Pick out each line of the records that includes the string "Preview", and copy it.

----

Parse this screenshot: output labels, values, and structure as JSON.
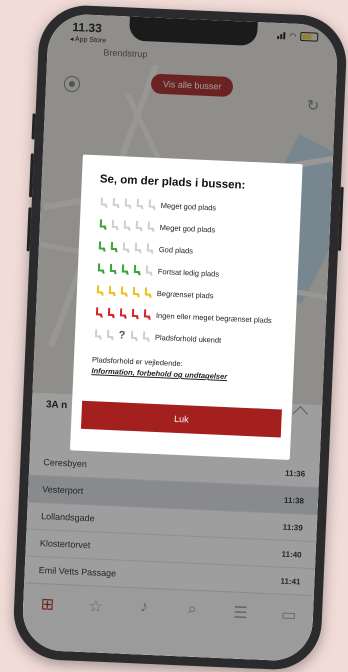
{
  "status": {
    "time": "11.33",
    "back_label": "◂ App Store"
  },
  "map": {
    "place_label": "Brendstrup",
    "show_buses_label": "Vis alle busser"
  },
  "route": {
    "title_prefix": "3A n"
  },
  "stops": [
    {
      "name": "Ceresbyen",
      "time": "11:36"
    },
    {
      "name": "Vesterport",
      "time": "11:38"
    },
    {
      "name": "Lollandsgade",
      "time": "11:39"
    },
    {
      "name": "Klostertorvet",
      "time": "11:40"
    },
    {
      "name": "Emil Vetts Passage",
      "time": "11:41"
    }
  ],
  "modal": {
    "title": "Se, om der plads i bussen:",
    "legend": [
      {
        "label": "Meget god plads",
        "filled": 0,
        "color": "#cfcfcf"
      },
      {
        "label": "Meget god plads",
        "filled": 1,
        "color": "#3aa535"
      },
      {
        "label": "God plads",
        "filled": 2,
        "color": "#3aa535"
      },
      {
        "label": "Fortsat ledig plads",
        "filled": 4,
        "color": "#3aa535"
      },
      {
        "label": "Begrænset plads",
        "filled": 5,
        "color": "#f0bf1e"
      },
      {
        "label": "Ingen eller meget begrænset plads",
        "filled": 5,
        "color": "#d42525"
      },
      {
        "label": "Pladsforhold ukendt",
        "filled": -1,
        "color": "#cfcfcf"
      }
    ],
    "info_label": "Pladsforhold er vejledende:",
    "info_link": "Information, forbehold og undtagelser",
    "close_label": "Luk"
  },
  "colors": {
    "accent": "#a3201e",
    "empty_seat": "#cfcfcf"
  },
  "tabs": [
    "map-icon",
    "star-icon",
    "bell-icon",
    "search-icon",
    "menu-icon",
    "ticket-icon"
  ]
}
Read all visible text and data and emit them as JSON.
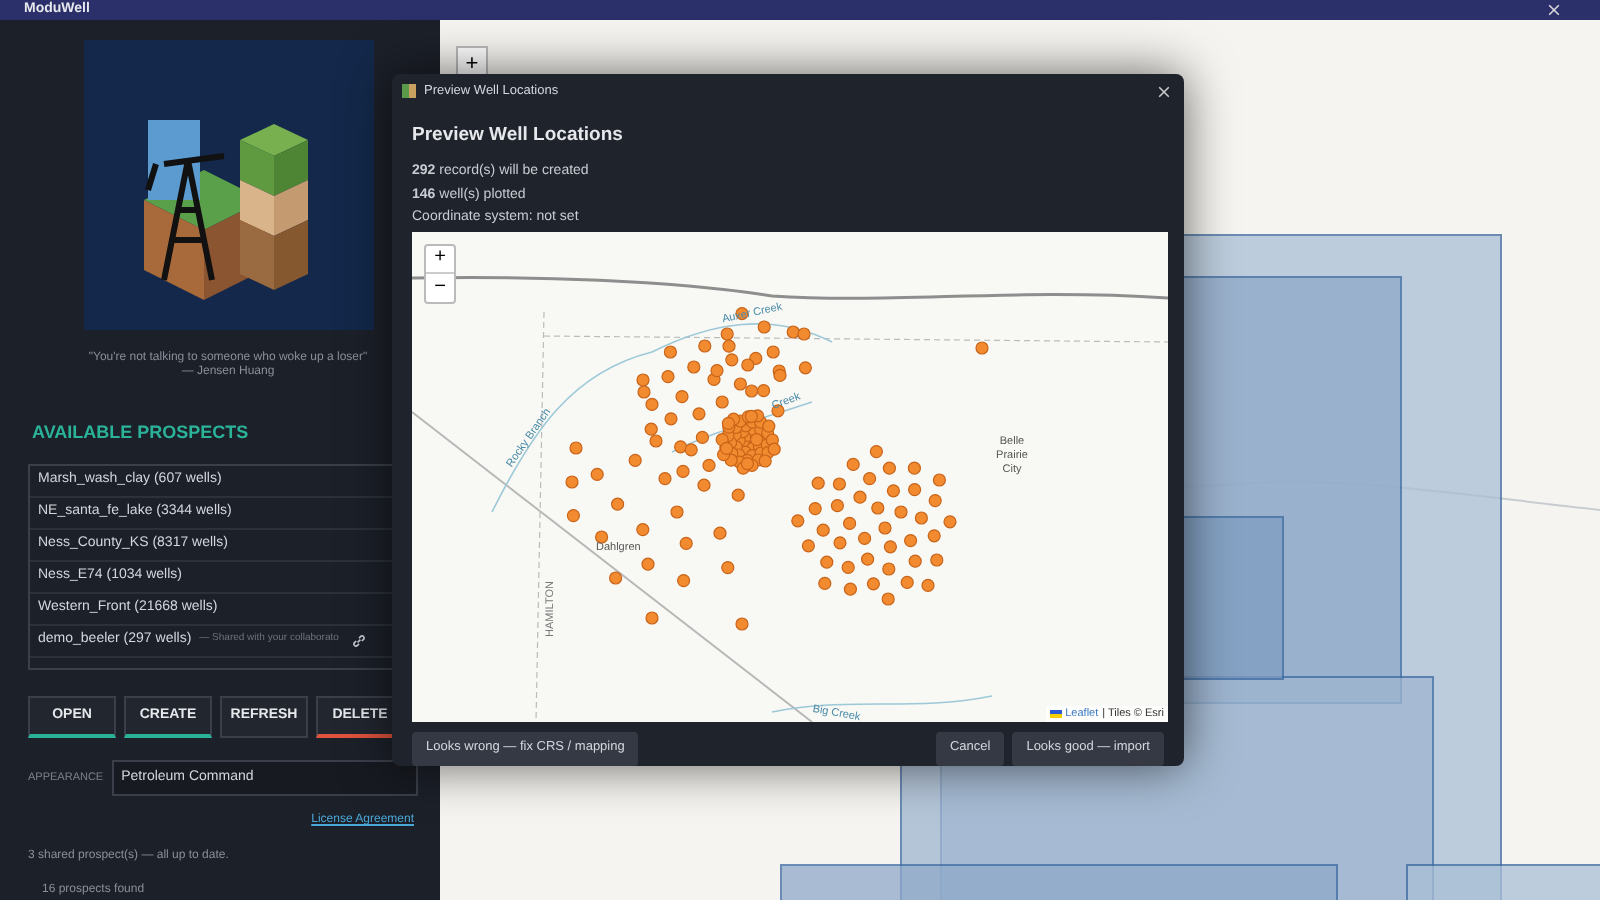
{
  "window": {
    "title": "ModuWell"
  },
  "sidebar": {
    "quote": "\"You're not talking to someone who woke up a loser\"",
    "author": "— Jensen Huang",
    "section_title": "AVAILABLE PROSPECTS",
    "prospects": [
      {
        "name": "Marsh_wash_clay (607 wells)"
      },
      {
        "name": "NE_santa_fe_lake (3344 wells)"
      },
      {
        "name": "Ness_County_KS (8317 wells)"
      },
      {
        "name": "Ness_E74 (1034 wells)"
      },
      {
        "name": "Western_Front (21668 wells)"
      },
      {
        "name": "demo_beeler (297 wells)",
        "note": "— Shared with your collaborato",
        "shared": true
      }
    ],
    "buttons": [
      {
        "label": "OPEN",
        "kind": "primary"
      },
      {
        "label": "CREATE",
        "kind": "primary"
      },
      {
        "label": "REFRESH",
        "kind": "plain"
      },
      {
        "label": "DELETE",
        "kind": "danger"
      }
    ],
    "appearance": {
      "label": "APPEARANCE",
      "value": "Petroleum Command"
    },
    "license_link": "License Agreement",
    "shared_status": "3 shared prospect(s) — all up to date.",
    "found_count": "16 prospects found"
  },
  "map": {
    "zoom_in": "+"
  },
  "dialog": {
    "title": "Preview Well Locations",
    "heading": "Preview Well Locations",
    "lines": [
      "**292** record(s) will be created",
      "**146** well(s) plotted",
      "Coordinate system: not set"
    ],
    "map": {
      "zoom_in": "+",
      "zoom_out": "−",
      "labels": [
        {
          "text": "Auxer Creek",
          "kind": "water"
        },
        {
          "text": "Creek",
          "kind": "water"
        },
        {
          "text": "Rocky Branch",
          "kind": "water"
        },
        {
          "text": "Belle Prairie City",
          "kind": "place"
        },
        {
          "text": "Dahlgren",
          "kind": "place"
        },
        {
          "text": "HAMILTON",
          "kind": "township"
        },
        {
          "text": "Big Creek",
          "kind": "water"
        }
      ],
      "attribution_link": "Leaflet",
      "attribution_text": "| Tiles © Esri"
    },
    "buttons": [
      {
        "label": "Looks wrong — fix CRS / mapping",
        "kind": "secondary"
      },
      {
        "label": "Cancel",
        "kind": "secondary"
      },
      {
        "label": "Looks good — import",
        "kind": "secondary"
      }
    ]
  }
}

----

**WRITTEN SOLUTION**:
    "title": "Preview Well Locations",
    "heading": "Preview Well Locations",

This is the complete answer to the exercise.